BRIEF =
Quote all lines below exactly. Images stay out.

[Records that describe figures]
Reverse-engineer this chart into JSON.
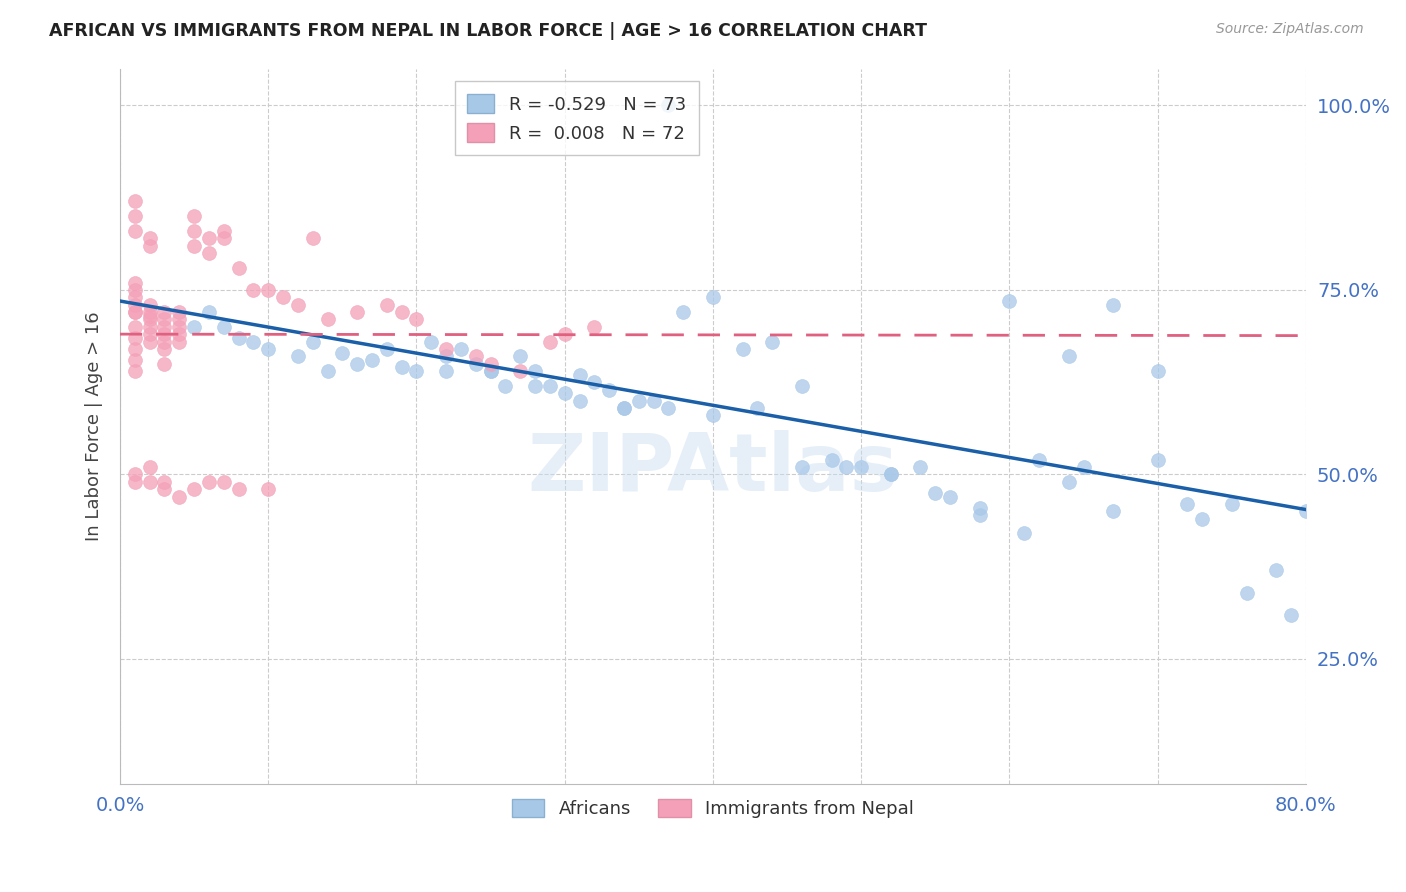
{
  "title": "AFRICAN VS IMMIGRANTS FROM NEPAL IN LABOR FORCE | AGE > 16 CORRELATION CHART",
  "source": "Source: ZipAtlas.com",
  "ylabel": "In Labor Force | Age > 16",
  "xlim": [
    0.0,
    0.8
  ],
  "ylim": [
    0.08,
    1.05
  ],
  "legend1_r": "-0.529",
  "legend1_n": "73",
  "legend2_r": "0.008",
  "legend2_n": "72",
  "blue_color": "#a8c8e8",
  "pink_color": "#f4a0b8",
  "blue_line_color": "#1a5fa8",
  "pink_line_color": "#e06080",
  "grid_color": "#cccccc",
  "title_color": "#222222",
  "tick_color": "#4472c4",
  "watermark": "ZIPAtlas",
  "blue_x": [
    0.37,
    0.05,
    0.08,
    0.1,
    0.13,
    0.15,
    0.17,
    0.18,
    0.2,
    0.21,
    0.22,
    0.23,
    0.24,
    0.25,
    0.26,
    0.27,
    0.28,
    0.29,
    0.3,
    0.31,
    0.32,
    0.33,
    0.35,
    0.06,
    0.07,
    0.09,
    0.12,
    0.14,
    0.16,
    0.19,
    0.34,
    0.36,
    0.38,
    0.4,
    0.42,
    0.44,
    0.46,
    0.48,
    0.5,
    0.52,
    0.54,
    0.56,
    0.58,
    0.6,
    0.62,
    0.64,
    0.65,
    0.67,
    0.7,
    0.72,
    0.75,
    0.22,
    0.25,
    0.28,
    0.31,
    0.34,
    0.37,
    0.4,
    0.43,
    0.46,
    0.49,
    0.52,
    0.55,
    0.58,
    0.61,
    0.64,
    0.67,
    0.7,
    0.73,
    0.76,
    0.78,
    0.79,
    0.8
  ],
  "blue_y": [
    1.0,
    0.7,
    0.685,
    0.67,
    0.68,
    0.665,
    0.655,
    0.67,
    0.64,
    0.68,
    0.66,
    0.67,
    0.65,
    0.64,
    0.62,
    0.66,
    0.64,
    0.62,
    0.61,
    0.635,
    0.625,
    0.615,
    0.6,
    0.72,
    0.7,
    0.68,
    0.66,
    0.64,
    0.65,
    0.645,
    0.59,
    0.6,
    0.72,
    0.74,
    0.67,
    0.68,
    0.62,
    0.52,
    0.51,
    0.5,
    0.51,
    0.47,
    0.445,
    0.735,
    0.52,
    0.66,
    0.51,
    0.73,
    0.52,
    0.46,
    0.46,
    0.64,
    0.64,
    0.62,
    0.6,
    0.59,
    0.59,
    0.58,
    0.59,
    0.51,
    0.51,
    0.5,
    0.475,
    0.455,
    0.42,
    0.49,
    0.45,
    0.64,
    0.44,
    0.34,
    0.37,
    0.31,
    0.45
  ],
  "pink_x": [
    0.01,
    0.01,
    0.01,
    0.01,
    0.01,
    0.01,
    0.01,
    0.01,
    0.01,
    0.01,
    0.01,
    0.01,
    0.01,
    0.01,
    0.02,
    0.02,
    0.02,
    0.02,
    0.02,
    0.02,
    0.02,
    0.02,
    0.02,
    0.03,
    0.03,
    0.03,
    0.03,
    0.03,
    0.03,
    0.03,
    0.04,
    0.04,
    0.04,
    0.04,
    0.04,
    0.05,
    0.05,
    0.05,
    0.06,
    0.06,
    0.07,
    0.07,
    0.08,
    0.09,
    0.1,
    0.11,
    0.12,
    0.13,
    0.14,
    0.16,
    0.18,
    0.19,
    0.2,
    0.22,
    0.24,
    0.25,
    0.27,
    0.29,
    0.3,
    0.32,
    0.01,
    0.01,
    0.02,
    0.02,
    0.03,
    0.03,
    0.04,
    0.05,
    0.06,
    0.07,
    0.08,
    0.1
  ],
  "pink_y": [
    0.72,
    0.7,
    0.685,
    0.67,
    0.655,
    0.64,
    0.76,
    0.75,
    0.74,
    0.73,
    0.72,
    0.83,
    0.85,
    0.87,
    0.71,
    0.7,
    0.69,
    0.68,
    0.72,
    0.73,
    0.81,
    0.82,
    0.715,
    0.71,
    0.7,
    0.69,
    0.68,
    0.67,
    0.65,
    0.72,
    0.72,
    0.71,
    0.7,
    0.69,
    0.68,
    0.81,
    0.83,
    0.85,
    0.8,
    0.82,
    0.82,
    0.83,
    0.78,
    0.75,
    0.75,
    0.74,
    0.73,
    0.82,
    0.71,
    0.72,
    0.73,
    0.72,
    0.71,
    0.67,
    0.66,
    0.65,
    0.64,
    0.68,
    0.69,
    0.7,
    0.49,
    0.5,
    0.49,
    0.51,
    0.48,
    0.49,
    0.47,
    0.48,
    0.49,
    0.49,
    0.48,
    0.48
  ]
}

FULL OUTPUT =
Reverse-engineer this chart into JSON.
{
  "title": "AFRICAN VS IMMIGRANTS FROM NEPAL IN LABOR FORCE | AGE > 16 CORRELATION CHART",
  "source": "Source: ZipAtlas.com",
  "ylabel": "In Labor Force | Age > 16",
  "xlim": [
    0.0,
    0.8
  ],
  "ylim": [
    0.08,
    1.05
  ],
  "legend1_r": "-0.529",
  "legend1_n": "73",
  "legend2_r": "0.008",
  "legend2_n": "72",
  "blue_color": "#a8c8e8",
  "pink_color": "#f4a0b8",
  "blue_line_color": "#1a5fa8",
  "pink_line_color": "#e06080",
  "grid_color": "#cccccc",
  "title_color": "#222222",
  "tick_color": "#4472c4",
  "watermark": "ZIPAtlas",
  "blue_x": [
    0.37,
    0.05,
    0.08,
    0.1,
    0.13,
    0.15,
    0.17,
    0.18,
    0.2,
    0.21,
    0.22,
    0.23,
    0.24,
    0.25,
    0.26,
    0.27,
    0.28,
    0.29,
    0.3,
    0.31,
    0.32,
    0.33,
    0.35,
    0.06,
    0.07,
    0.09,
    0.12,
    0.14,
    0.16,
    0.19,
    0.34,
    0.36,
    0.38,
    0.4,
    0.42,
    0.44,
    0.46,
    0.48,
    0.5,
    0.52,
    0.54,
    0.56,
    0.58,
    0.6,
    0.62,
    0.64,
    0.65,
    0.67,
    0.7,
    0.72,
    0.75,
    0.22,
    0.25,
    0.28,
    0.31,
    0.34,
    0.37,
    0.4,
    0.43,
    0.46,
    0.49,
    0.52,
    0.55,
    0.58,
    0.61,
    0.64,
    0.67,
    0.7,
    0.73,
    0.76,
    0.78,
    0.79,
    0.8
  ],
  "blue_y": [
    1.0,
    0.7,
    0.685,
    0.67,
    0.68,
    0.665,
    0.655,
    0.67,
    0.64,
    0.68,
    0.66,
    0.67,
    0.65,
    0.64,
    0.62,
    0.66,
    0.64,
    0.62,
    0.61,
    0.635,
    0.625,
    0.615,
    0.6,
    0.72,
    0.7,
    0.68,
    0.66,
    0.64,
    0.65,
    0.645,
    0.59,
    0.6,
    0.72,
    0.74,
    0.67,
    0.68,
    0.62,
    0.52,
    0.51,
    0.5,
    0.51,
    0.47,
    0.445,
    0.735,
    0.52,
    0.66,
    0.51,
    0.73,
    0.52,
    0.46,
    0.46,
    0.64,
    0.64,
    0.62,
    0.6,
    0.59,
    0.59,
    0.58,
    0.59,
    0.51,
    0.51,
    0.5,
    0.475,
    0.455,
    0.42,
    0.49,
    0.45,
    0.64,
    0.44,
    0.34,
    0.37,
    0.31,
    0.45
  ],
  "pink_x": [
    0.01,
    0.01,
    0.01,
    0.01,
    0.01,
    0.01,
    0.01,
    0.01,
    0.01,
    0.01,
    0.01,
    0.01,
    0.01,
    0.01,
    0.02,
    0.02,
    0.02,
    0.02,
    0.02,
    0.02,
    0.02,
    0.02,
    0.02,
    0.03,
    0.03,
    0.03,
    0.03,
    0.03,
    0.03,
    0.03,
    0.04,
    0.04,
    0.04,
    0.04,
    0.04,
    0.05,
    0.05,
    0.05,
    0.06,
    0.06,
    0.07,
    0.07,
    0.08,
    0.09,
    0.1,
    0.11,
    0.12,
    0.13,
    0.14,
    0.16,
    0.18,
    0.19,
    0.2,
    0.22,
    0.24,
    0.25,
    0.27,
    0.29,
    0.3,
    0.32,
    0.01,
    0.01,
    0.02,
    0.02,
    0.03,
    0.03,
    0.04,
    0.05,
    0.06,
    0.07,
    0.08,
    0.1
  ],
  "pink_y": [
    0.72,
    0.7,
    0.685,
    0.67,
    0.655,
    0.64,
    0.76,
    0.75,
    0.74,
    0.73,
    0.72,
    0.83,
    0.85,
    0.87,
    0.71,
    0.7,
    0.69,
    0.68,
    0.72,
    0.73,
    0.81,
    0.82,
    0.715,
    0.71,
    0.7,
    0.69,
    0.68,
    0.67,
    0.65,
    0.72,
    0.72,
    0.71,
    0.7,
    0.69,
    0.68,
    0.81,
    0.83,
    0.85,
    0.8,
    0.82,
    0.82,
    0.83,
    0.78,
    0.75,
    0.75,
    0.74,
    0.73,
    0.82,
    0.71,
    0.72,
    0.73,
    0.72,
    0.71,
    0.67,
    0.66,
    0.65,
    0.64,
    0.68,
    0.69,
    0.7,
    0.49,
    0.5,
    0.49,
    0.51,
    0.48,
    0.49,
    0.47,
    0.48,
    0.49,
    0.49,
    0.48,
    0.48
  ]
}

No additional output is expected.